In full and without deviation, write out the entries that follow.
┌─ INPUT ROWS
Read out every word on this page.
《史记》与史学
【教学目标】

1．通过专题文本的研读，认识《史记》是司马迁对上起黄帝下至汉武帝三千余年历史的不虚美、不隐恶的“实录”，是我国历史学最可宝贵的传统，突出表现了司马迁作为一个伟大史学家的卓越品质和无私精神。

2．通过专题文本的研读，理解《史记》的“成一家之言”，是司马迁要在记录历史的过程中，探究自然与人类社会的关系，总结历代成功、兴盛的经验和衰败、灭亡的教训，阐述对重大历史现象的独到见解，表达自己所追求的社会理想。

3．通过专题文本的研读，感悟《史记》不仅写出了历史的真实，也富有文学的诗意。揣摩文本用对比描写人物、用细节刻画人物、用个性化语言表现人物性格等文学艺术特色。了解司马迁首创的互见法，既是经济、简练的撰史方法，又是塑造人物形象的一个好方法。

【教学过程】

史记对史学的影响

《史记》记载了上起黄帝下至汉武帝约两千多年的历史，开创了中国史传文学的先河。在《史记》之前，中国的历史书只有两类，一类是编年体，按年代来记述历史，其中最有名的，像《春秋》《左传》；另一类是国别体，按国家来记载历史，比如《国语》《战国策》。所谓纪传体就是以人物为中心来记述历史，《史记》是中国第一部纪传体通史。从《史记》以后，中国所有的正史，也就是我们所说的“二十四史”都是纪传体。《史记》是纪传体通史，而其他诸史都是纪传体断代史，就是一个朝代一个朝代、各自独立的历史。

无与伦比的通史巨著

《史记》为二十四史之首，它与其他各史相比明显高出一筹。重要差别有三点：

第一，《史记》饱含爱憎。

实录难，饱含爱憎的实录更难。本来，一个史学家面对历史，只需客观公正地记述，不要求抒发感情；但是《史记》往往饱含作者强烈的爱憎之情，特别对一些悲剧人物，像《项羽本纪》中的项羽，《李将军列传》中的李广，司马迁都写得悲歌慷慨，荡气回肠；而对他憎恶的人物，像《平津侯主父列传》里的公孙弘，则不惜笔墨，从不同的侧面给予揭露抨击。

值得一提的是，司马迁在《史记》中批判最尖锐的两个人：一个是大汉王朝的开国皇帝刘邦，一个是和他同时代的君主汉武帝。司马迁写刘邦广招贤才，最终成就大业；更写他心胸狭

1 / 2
└─
● **ANSWER FOR THIS EXERCISE**:
Read out every word on this page.
《史记》与史学
【教学目标】

1．通过专题文本的研读，认识《史记》是司马迁对上起黄帝下至汉武帝三千余年历史的不虚美、不隐恶的“实录”，是我国历史学最可宝贵的传统，突出表现了司马迁作为一个伟大史学家的卓越品质和无私精神。

2．通过专题文本的研读，理解《史记》的“成一家之言”，是司马迁要在记录历史的过程中，探究自然与人类社会的关系，总结历代成功、兴盛的经验和衰败、灭亡的教训，阐述对重大历史现象的独到见解，表达自己所追求的社会理想。

3．通过专题文本的研读，感悟《史记》不仅写出了历史的真实，也富有文学的诗意。揣摩文本用对比描写人物、用细节刻画人物、用个性化语言表现人物性格等文学艺术特色。了解司马迁首创的互见法，既是经济、简练的撰史方法，又是塑造人物形象的一个好方法。

【教学过程】

史记对史学的影响

《史记》记载了上起黄帝下至汉武帝约两千多年的历史，开创了中国史传文学的先河。在《史记》之前，中国的历史书只有两类，一类是编年体，按年代来记述历史，其中最有名的，像《春秋》《左传》；另一类是国别体，按国家来记载历史，比如《国语》《战国策》。所谓纪传体就是以人物为中心来记述历史，《史记》是中国第一部纪传体通史。从《史记》以后，中国所有的正史，也就是我们所说的“二十四史”都是纪传体。《史记》是纪传体通史，而其他诸史都是纪传体断代史，就是一个朝代一个朝代、各自独立的历史。

无与伦比的通史巨著

《史记》为二十四史之首，它与其他各史相比明显高出一筹。重要差别有三点：

第一，《史记》饱含爱憎。

实录难，饱含爱憎的实录更难。本来，一个史学家面对历史，只需客观公正地记述，不要求抒发感情；但是《史记》往往饱含作者强烈的爱憎之情，特别对一些悲剧人物，像《项羽本纪》中的项羽，《李将军列传》中的李广，司马迁都写得悲歌慷慨，荡气回肠；而对他憎恶的人物，像《平津侯主父列传》里的公孙弘，则不惜笔墨，从不同的侧面给予揭露抨击。

值得一提的是，司马迁在《史记》中批判最尖锐的两个人：一个是大汉王朝的开国皇帝刘邦，一个是和他同时代的君主汉武帝。司马迁写刘邦广招贤才，最终成就大业；更写他心胸狭

1 / 2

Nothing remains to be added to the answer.